____ SELECTION
Options provided on the CLI will take precedence over those read from config files.
# If true, materialize functions will symlink an extensionless versioned file
# to the version.contentTypes[0]. E.g. if contentTypes has 'yaml' as the first
# entry, then 1.0.0 -> 1.0.0.yaml.
shouldSymlinkExtensionless: true
# If true, materialize functions will symlink a 'latest' file
# to the latest version.contentTypes[0].
shouldSymlinkLatest: true
# List of content types to output when materializing versioned schema files.
contentTypes: ['yaml', 'json']
# Name of 'current' schema file. Only these files will be considered
# when materializing modified or 'all' schema files.
# If the name does not include a file extension, it is assumed
# to be the first content type listed in contentTypes.
# E.g. current -> current.yaml, if the first entry in contentTypes
# is 'yaml'.
currentName: current
# Field in schema from which to extract the version using semver.coerce.
schemaVersionField: '$id'
# Field in schema from which to extract the schema title.
schemaTitleField: title
# If true, materialize functions will first dereference schemas before outputting them.
shouldDereference: true
# Path in which (current) schemas will be looked for.
________
____ DATA
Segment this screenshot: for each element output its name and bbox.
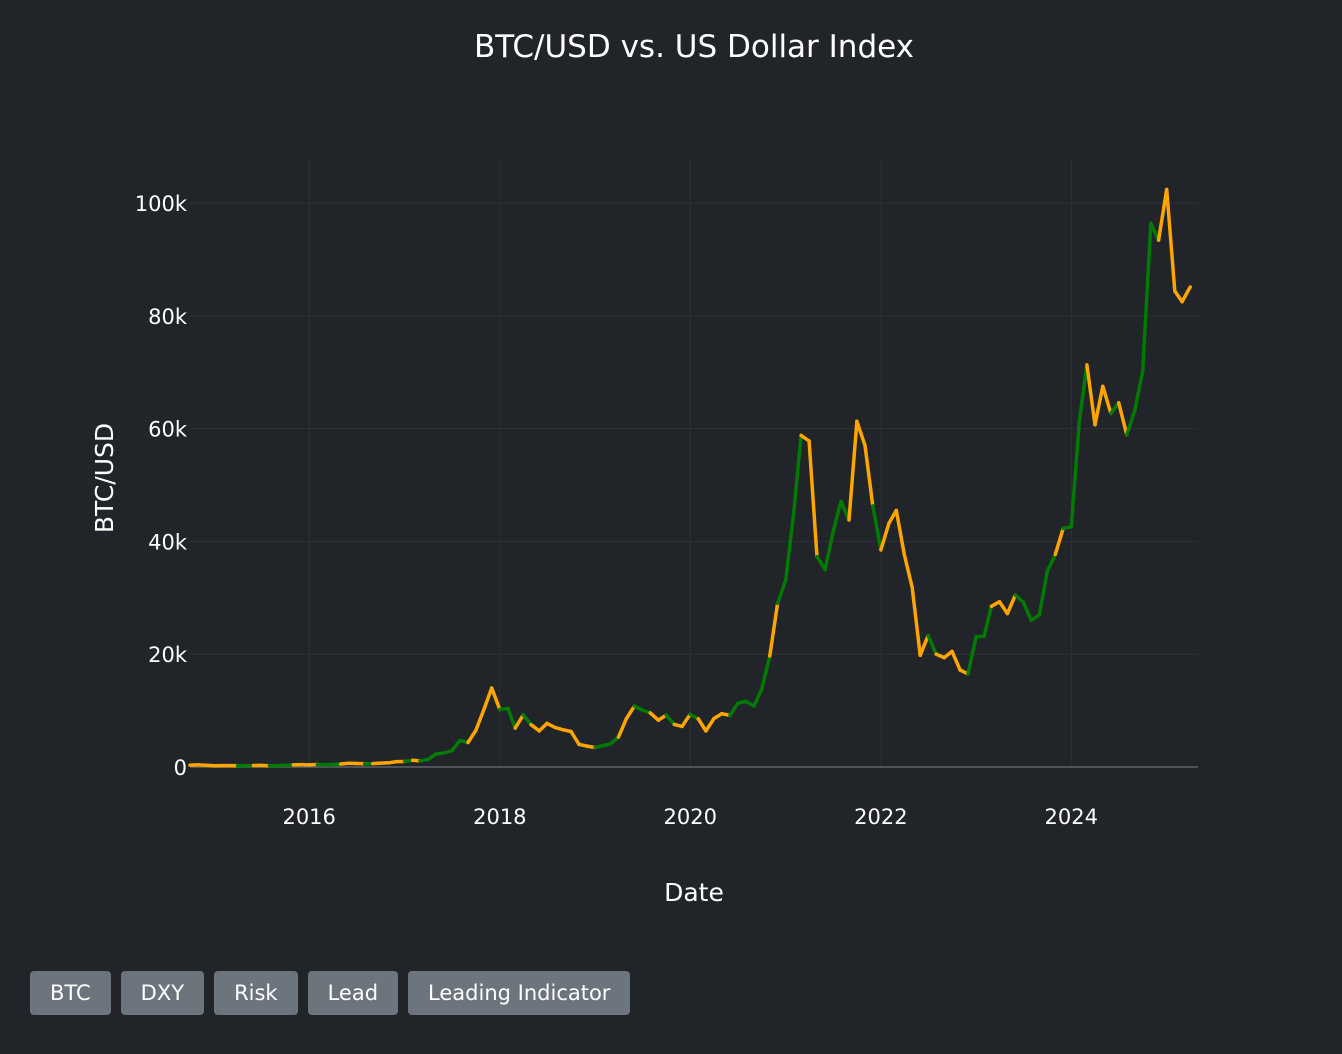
________
→ **PROBLEM TO SOLVE**
Write out the configuration excerpt on schema materialization in full, reproducing every line and comment verbatim.

→ **SOLUTION BELOW**
Options provided on the CLI will take precedence over those read from config files.
# If true, materialize functions will symlink an extensionless versioned file
# to the version.contentTypes[0]. E.g. if contentTypes has 'yaml' as the first
# entry, then 1.0.0 -> 1.0.0.yaml.
shouldSymlinkExtensionless: true
# If true, materialize functions will symlink a 'latest' file
# to the latest version.contentTypes[0].
shouldSymlinkLatest: true
# List of content types to output when materializing versioned schema files.
contentTypes: ['yaml', 'json']
# Name of 'current' schema file. Only these files will be considered
# when materializing modified or 'all' schema files.
# If the name does not include a file extension, it is assumed
# to be the first content type listed in contentTypes.
# E.g. current -> current.yaml, if the first entry in contentTypes
# is 'yaml'.
currentName: current
# Field in schema from which to extract the version using semver.coerce.
schemaVersionField: '$id'
# Field in schema from which to extract the schema title.
schemaTitleField: title
# If true, materialize functions will first dereference schemas before outputting them.
shouldDereference: true
# Path in which (current) schemas will be looked for.